Given instruction:
Leaving out the pictures, retype all the material exactly.
───
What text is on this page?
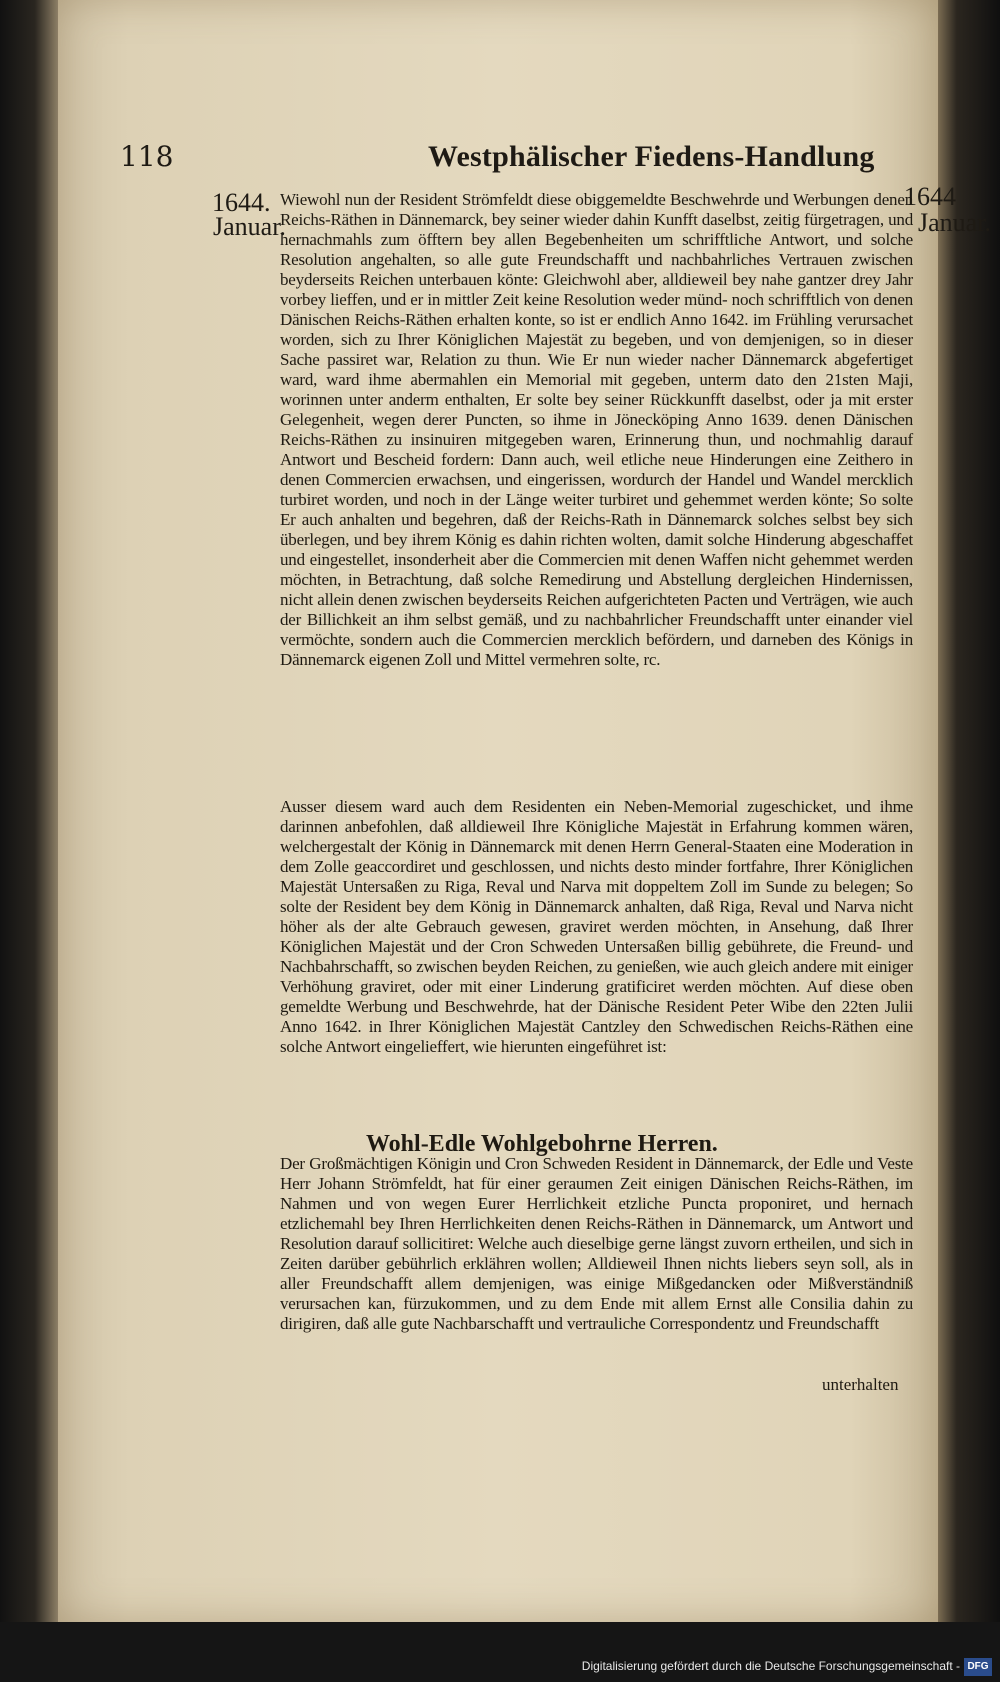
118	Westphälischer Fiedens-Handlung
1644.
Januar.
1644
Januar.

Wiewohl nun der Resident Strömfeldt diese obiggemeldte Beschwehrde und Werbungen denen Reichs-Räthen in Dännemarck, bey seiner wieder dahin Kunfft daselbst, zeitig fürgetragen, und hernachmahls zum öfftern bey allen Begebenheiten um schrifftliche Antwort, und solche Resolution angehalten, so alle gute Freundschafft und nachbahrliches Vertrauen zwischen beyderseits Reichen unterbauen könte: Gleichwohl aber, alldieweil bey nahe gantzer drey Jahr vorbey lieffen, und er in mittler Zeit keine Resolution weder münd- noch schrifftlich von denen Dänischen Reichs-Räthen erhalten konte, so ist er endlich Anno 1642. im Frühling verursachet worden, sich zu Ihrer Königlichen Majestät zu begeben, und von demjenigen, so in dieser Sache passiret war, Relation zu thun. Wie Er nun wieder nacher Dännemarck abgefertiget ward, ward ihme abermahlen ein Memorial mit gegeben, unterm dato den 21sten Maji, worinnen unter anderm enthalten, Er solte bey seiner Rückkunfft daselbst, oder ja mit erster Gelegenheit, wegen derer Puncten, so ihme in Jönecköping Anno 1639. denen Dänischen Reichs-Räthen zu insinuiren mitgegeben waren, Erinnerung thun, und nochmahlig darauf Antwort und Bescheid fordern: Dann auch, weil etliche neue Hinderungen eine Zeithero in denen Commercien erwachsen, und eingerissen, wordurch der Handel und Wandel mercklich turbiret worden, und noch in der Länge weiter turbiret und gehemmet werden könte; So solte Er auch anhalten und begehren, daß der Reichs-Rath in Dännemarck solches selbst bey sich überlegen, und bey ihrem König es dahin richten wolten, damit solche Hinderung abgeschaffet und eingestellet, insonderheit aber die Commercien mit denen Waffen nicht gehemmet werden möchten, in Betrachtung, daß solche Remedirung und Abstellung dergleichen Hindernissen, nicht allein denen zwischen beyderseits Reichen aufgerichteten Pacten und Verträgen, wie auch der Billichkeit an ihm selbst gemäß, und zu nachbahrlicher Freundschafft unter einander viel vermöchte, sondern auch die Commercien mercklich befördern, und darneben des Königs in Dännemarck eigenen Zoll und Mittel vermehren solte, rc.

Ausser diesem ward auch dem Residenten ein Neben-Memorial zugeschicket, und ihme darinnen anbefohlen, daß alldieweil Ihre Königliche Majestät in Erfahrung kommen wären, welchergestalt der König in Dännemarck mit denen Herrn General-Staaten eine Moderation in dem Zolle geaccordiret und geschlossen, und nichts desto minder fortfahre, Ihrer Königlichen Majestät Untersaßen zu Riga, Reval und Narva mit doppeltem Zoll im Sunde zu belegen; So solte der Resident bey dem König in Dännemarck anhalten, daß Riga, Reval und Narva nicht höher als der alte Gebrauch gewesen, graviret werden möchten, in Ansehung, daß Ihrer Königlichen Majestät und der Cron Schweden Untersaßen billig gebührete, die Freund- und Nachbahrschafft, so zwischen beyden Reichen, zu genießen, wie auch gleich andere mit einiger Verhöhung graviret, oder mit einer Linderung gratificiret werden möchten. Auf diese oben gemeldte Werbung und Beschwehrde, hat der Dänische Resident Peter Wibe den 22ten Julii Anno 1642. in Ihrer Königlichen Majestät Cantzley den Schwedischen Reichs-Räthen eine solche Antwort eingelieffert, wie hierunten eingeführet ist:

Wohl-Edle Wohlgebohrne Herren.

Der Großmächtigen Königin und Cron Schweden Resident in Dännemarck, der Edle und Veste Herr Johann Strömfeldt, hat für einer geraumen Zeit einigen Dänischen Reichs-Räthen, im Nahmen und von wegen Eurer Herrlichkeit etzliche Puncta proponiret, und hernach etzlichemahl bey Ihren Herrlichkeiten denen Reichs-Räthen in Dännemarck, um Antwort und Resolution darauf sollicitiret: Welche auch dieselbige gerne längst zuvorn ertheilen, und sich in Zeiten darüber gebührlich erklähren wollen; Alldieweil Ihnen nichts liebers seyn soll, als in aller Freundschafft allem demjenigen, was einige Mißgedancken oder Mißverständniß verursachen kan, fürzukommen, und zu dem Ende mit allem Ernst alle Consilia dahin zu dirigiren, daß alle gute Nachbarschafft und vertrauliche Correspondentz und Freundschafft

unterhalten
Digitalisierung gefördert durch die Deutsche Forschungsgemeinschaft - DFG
───
Response:
What text is on this page?
118	Westphälischer Fiedens-Handlung
1644.
Januar.
1644
Januar.

Wiewohl nun der Resident Strömfeldt diese obiggemeldte Beschwehrde und Werbungen denen Reichs-Räthen in Dännemarck, bey seiner wieder dahin Kunfft daselbst, zeitig fürgetragen, und hernachmahls zum öfftern bey allen Begebenheiten um schrifftliche Antwort, und solche Resolution angehalten, so alle gute Freundschafft und nachbahrliches Vertrauen zwischen beyderseits Reichen unterbauen könte: Gleichwohl aber, alldieweil bey nahe gantzer drey Jahr vorbey lieffen, und er in mittler Zeit keine Resolution weder münd- noch schrifftlich von denen Dänischen Reichs-Räthen erhalten konte, so ist er endlich Anno 1642. im Frühling verursachet worden, sich zu Ihrer Königlichen Majestät zu begeben, und von demjenigen, so in dieser Sache passiret war, Relation zu thun. Wie Er nun wieder nacher Dännemarck abgefertiget ward, ward ihme abermahlen ein Memorial mit gegeben, unterm dato den 21sten Maji, worinnen unter anderm enthalten, Er solte bey seiner Rückkunfft daselbst, oder ja mit erster Gelegenheit, wegen derer Puncten, so ihme in Jönecköping Anno 1639. denen Dänischen Reichs-Räthen zu insinuiren mitgegeben waren, Erinnerung thun, und nochmahlig darauf Antwort und Bescheid fordern: Dann auch, weil etliche neue Hinderungen eine Zeithero in denen Commercien erwachsen, und eingerissen, wordurch der Handel und Wandel mercklich turbiret worden, und noch in der Länge weiter turbiret und gehemmet werden könte; So solte Er auch anhalten und begehren, daß der Reichs-Rath in Dännemarck solches selbst bey sich überlegen, und bey ihrem König es dahin richten wolten, damit solche Hinderung abgeschaffet und eingestellet, insonderheit aber die Commercien mit denen Waffen nicht gehemmet werden möchten, in Betrachtung, daß solche Remedirung und Abstellung dergleichen Hindernissen, nicht allein denen zwischen beyderseits Reichen aufgerichteten Pacten und Verträgen, wie auch der Billichkeit an ihm selbst gemäß, und zu nachbahrlicher Freundschafft unter einander viel vermöchte, sondern auch die Commercien mercklich befördern, und darneben des Königs in Dännemarck eigenen Zoll und Mittel vermehren solte, rc.

Ausser diesem ward auch dem Residenten ein Neben-Memorial zugeschicket, und ihme darinnen anbefohlen, daß alldieweil Ihre Königliche Majestät in Erfahrung kommen wären, welchergestalt der König in Dännemarck mit denen Herrn General-Staaten eine Moderation in dem Zolle geaccordiret und geschlossen, und nichts desto minder fortfahre, Ihrer Königlichen Majestät Untersaßen zu Riga, Reval und Narva mit doppeltem Zoll im Sunde zu belegen; So solte der Resident bey dem König in Dännemarck anhalten, daß Riga, Reval und Narva nicht höher als der alte Gebrauch gewesen, graviret werden möchten, in Ansehung, daß Ihrer Königlichen Majestät und der Cron Schweden Untersaßen billig gebührete, die Freund- und Nachbahrschafft, so zwischen beyden Reichen, zu genießen, wie auch gleich andere mit einiger Verhöhung graviret, oder mit einer Linderung gratificiret werden möchten. Auf diese oben gemeldte Werbung und Beschwehrde, hat der Dänische Resident Peter Wibe den 22ten Julii Anno 1642. in Ihrer Königlichen Majestät Cantzley den Schwedischen Reichs-Räthen eine solche Antwort eingelieffert, wie hierunten eingeführet ist:

Wohl-Edle Wohlgebohrne Herren.

Der Großmächtigen Königin und Cron Schweden Resident in Dännemarck, der Edle und Veste Herr Johann Strömfeldt, hat für einer geraumen Zeit einigen Dänischen Reichs-Räthen, im Nahmen und von wegen Eurer Herrlichkeit etzliche Puncta proponiret, und hernach etzlichemahl bey Ihren Herrlichkeiten denen Reichs-Räthen in Dännemarck, um Antwort und Resolution darauf sollicitiret: Welche auch dieselbige gerne längst zuvorn ertheilen, und sich in Zeiten darüber gebührlich erklähren wollen; Alldieweil Ihnen nichts liebers seyn soll, als in aller Freundschafft allem demjenigen, was einige Mißgedancken oder Mißverständniß verursachen kan, fürzukommen, und zu dem Ende mit allem Ernst alle Consilia dahin zu dirigiren, daß alle gute Nachbarschafft und vertrauliche Correspondentz und Freundschafft

unterhalten
Digitalisierung gefördert durch die Deutsche Forschungsgemeinschaft - DFG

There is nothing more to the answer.